| Exercise |
Keep only those lines of the records that include the string "from".

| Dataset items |
┄┄┄┄┄┄

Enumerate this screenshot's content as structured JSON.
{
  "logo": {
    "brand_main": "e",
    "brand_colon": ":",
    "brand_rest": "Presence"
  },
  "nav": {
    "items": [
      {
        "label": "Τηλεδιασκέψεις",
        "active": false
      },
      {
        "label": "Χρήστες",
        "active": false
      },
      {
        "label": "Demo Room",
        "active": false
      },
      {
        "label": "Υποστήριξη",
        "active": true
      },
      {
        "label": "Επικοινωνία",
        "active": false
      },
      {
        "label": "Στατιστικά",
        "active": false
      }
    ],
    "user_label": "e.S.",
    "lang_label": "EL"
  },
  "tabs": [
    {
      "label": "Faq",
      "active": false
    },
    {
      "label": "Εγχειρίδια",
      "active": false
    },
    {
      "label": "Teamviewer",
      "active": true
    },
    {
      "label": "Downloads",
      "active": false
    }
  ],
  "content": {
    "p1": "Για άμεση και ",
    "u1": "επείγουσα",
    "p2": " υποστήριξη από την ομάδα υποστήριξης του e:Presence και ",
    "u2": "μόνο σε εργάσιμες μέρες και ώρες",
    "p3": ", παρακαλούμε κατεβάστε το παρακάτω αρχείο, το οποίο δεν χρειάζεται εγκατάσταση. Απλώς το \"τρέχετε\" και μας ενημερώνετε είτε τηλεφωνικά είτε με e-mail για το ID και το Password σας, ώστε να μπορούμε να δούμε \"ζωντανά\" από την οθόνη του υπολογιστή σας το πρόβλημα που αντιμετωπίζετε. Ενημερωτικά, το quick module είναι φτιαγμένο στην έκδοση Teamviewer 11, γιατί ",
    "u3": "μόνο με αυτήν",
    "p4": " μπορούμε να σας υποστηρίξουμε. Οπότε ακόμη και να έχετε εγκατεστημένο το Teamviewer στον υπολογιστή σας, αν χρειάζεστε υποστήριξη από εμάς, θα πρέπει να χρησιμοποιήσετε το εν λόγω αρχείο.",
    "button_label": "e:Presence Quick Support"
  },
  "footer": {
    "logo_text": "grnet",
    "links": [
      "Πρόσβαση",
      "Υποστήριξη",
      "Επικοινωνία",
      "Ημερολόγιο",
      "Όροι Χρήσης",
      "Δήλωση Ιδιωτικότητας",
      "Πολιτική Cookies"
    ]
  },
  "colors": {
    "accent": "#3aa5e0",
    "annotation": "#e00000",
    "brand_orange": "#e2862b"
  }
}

┄┄┄┄┄┄

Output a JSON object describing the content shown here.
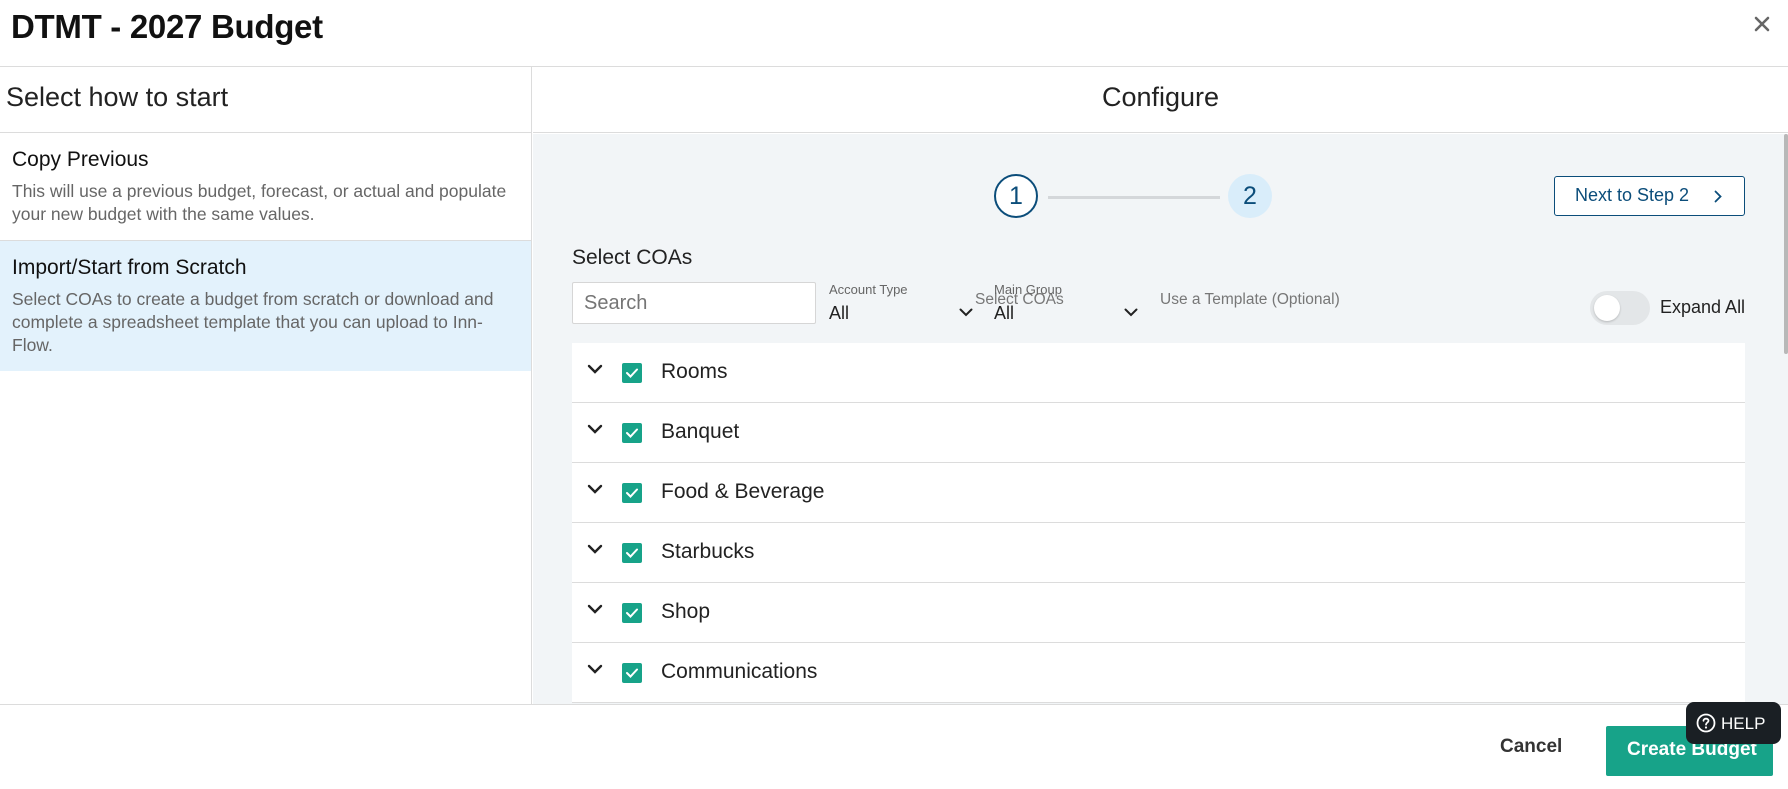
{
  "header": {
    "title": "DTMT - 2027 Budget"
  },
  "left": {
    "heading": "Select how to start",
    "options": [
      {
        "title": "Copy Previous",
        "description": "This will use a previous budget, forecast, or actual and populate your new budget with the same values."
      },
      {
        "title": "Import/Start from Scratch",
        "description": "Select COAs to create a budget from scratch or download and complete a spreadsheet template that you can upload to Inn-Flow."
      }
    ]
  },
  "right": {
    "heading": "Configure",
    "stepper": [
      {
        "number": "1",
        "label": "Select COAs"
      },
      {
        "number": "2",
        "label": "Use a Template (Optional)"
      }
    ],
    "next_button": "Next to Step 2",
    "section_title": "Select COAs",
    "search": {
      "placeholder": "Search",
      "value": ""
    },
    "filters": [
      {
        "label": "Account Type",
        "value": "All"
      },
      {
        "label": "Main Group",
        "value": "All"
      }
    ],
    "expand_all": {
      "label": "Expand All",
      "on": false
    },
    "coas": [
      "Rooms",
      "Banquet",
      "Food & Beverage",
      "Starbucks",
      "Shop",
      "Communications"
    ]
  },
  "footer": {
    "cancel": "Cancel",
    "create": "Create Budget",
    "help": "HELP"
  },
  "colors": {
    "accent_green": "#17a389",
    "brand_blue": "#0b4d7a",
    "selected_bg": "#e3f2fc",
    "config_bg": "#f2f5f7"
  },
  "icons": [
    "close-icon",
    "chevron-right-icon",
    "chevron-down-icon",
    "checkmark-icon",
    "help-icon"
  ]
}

┄┄┄┄┄┄

| Response to the task |
        "title": "Import/Start from Scratch",
        "description": "Select COAs to create a budget from scratch or download and complete a spreadsheet template that you can upload to Inn-Flow."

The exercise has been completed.